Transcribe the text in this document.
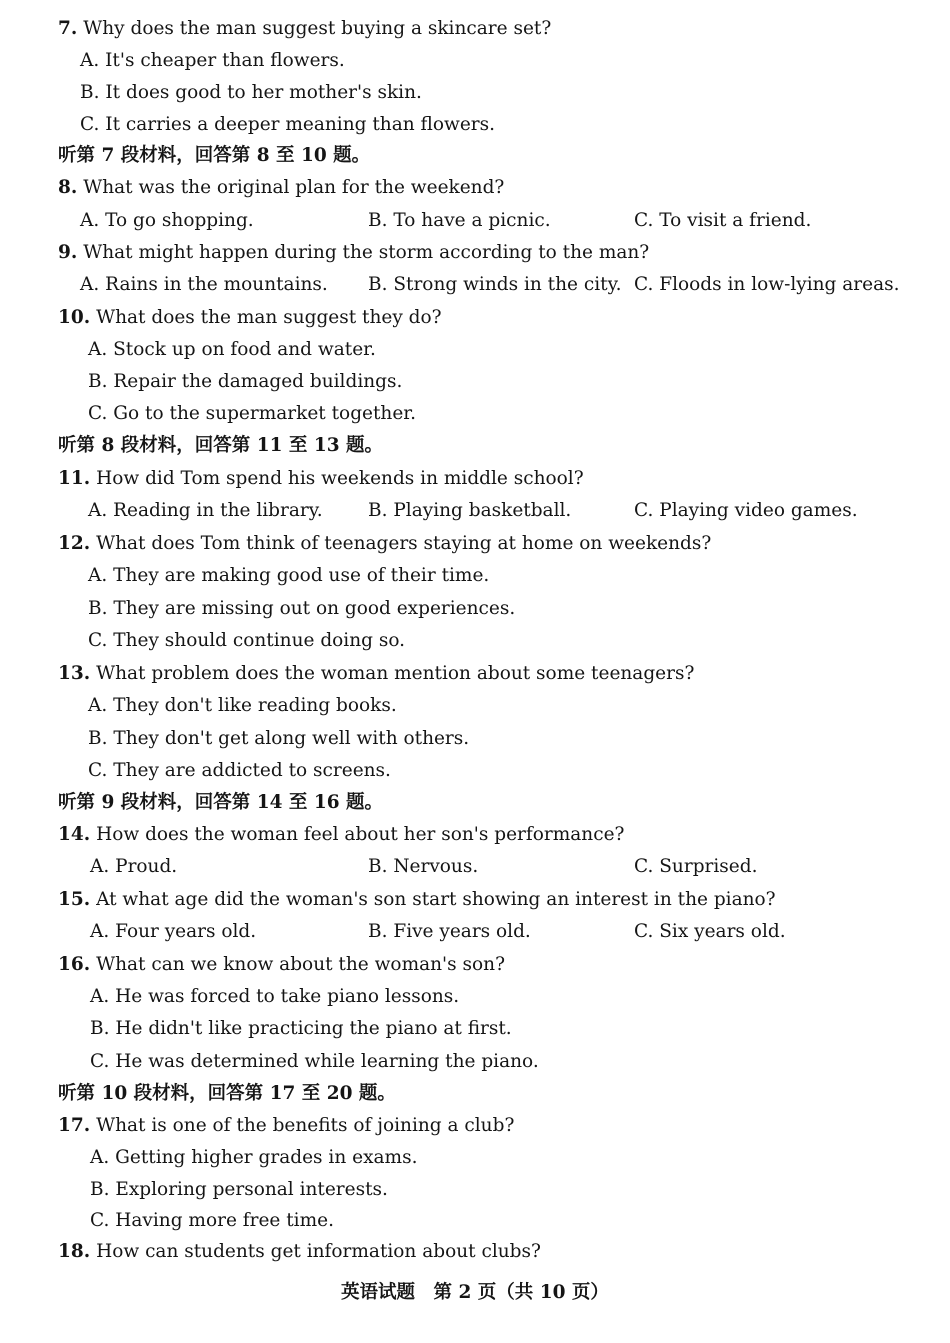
7. Why does the man suggest buying a skincare set?
A. It's cheaper than flowers.
B. It does good to her mother's skin.
C. It carries a deeper meaning than flowers.
听第 7 段材料，回答第 8 至 10 题。
8. What was the original plan for the weekend?
A. To go shopping.	B. To have a picnic.	C. To visit a friend.
9. What might happen during the storm according to the man?
A. Rains in the mountains. B. Strong winds in the city. C. Floods in low-lying areas.
10. What does the man suggest they do?
A. Stock up on food and water.
B. Repair the damaged buildings.
C. Go to the supermarket together.
听第 8 段材料，回答第 11 至 13 题。
11. How did Tom spend his weekends in middle school?
A. Reading in the library. B. Playing basketball.	C. Playing video games.
12. What does Tom think of teenagers staying at home on weekends?
A. They are making good use of their time.
B. They are missing out on good experiences.
C. They should continue doing so.
13. What problem does the woman mention about some teenagers?
A. They don't like reading books.
B. They don't get along well with others.
C. They are addicted to screens.
听第 9 段材料，回答第 14 至 16 题。
14. How does the woman feel about her son's performance?
A. Proud.	B. Nervous.	C. Surprised.
15. At what age did the woman's son start showing an interest in the piano?
A. Four years old.	B. Five years old.	C. Six years old.
16. What can we know about the woman's son?
A. He was forced to take piano lessons.
B. He didn't like practicing the piano at first.
C. He was determined while learning the piano.
听第 10 段材料，回答第 17 至 20 题。
17. What is one of the benefits of joining a club?
A. Getting higher grades in exams.
B. Exploring personal interests.
C. Having more free time.
18. How can students get information about clubs?
英语试题　第 2 页（共 10 页）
○ ○ ○ ○ ○ ○ ○
> What to produce:
Using the data above, print every line exactly, omitting pictures.

> Answer for this exercise:
Transcribe the text in this document.
7. Why does the man suggest buying a skincare set?
A. It's cheaper than flowers.
B. It does good to her mother's skin.
C. It carries a deeper meaning than flowers.
听第 7 段材料，回答第 8 至 10 题。
8. What was the original plan for the weekend?
A. To go shopping.	B. To have a picnic.	C. To visit a friend.
9. What might happen during the storm according to the man?
A. Rains in the mountains. B. Strong winds in the city. C. Floods in low-lying areas.
10. What does the man suggest they do?
A. Stock up on food and water.
B. Repair the damaged buildings.
C. Go to the supermarket together.
听第 8 段材料，回答第 11 至 13 题。
11. How did Tom spend his weekends in middle school?
A. Reading in the library. B. Playing basketball.	C. Playing video games.
12. What does Tom think of teenagers staying at home on weekends?
A. They are making good use of their time.
B. They are missing out on good experiences.
C. They should continue doing so.
13. What problem does the woman mention about some teenagers?
A. They don't like reading books.
B. They don't get along well with others.
C. They are addicted to screens.
听第 9 段材料，回答第 14 至 16 题。
14. How does the woman feel about her son's performance?
A. Proud.	B. Nervous.	C. Surprised.
15. At what age did the woman's son start showing an interest in the piano?
A. Four years old.	B. Five years old.	C. Six years old.
16. What can we know about the woman's son?
A. He was forced to take piano lessons.
B. He didn't like practicing the piano at first.
C. He was determined while learning the piano.
听第 10 段材料，回答第 17 至 20 题。
17. What is one of the benefits of joining a club?
A. Getting higher grades in exams.
B. Exploring personal interests.
C. Having more free time.
18. How can students get information about clubs?
英语试题　第 2 页（共 10 页）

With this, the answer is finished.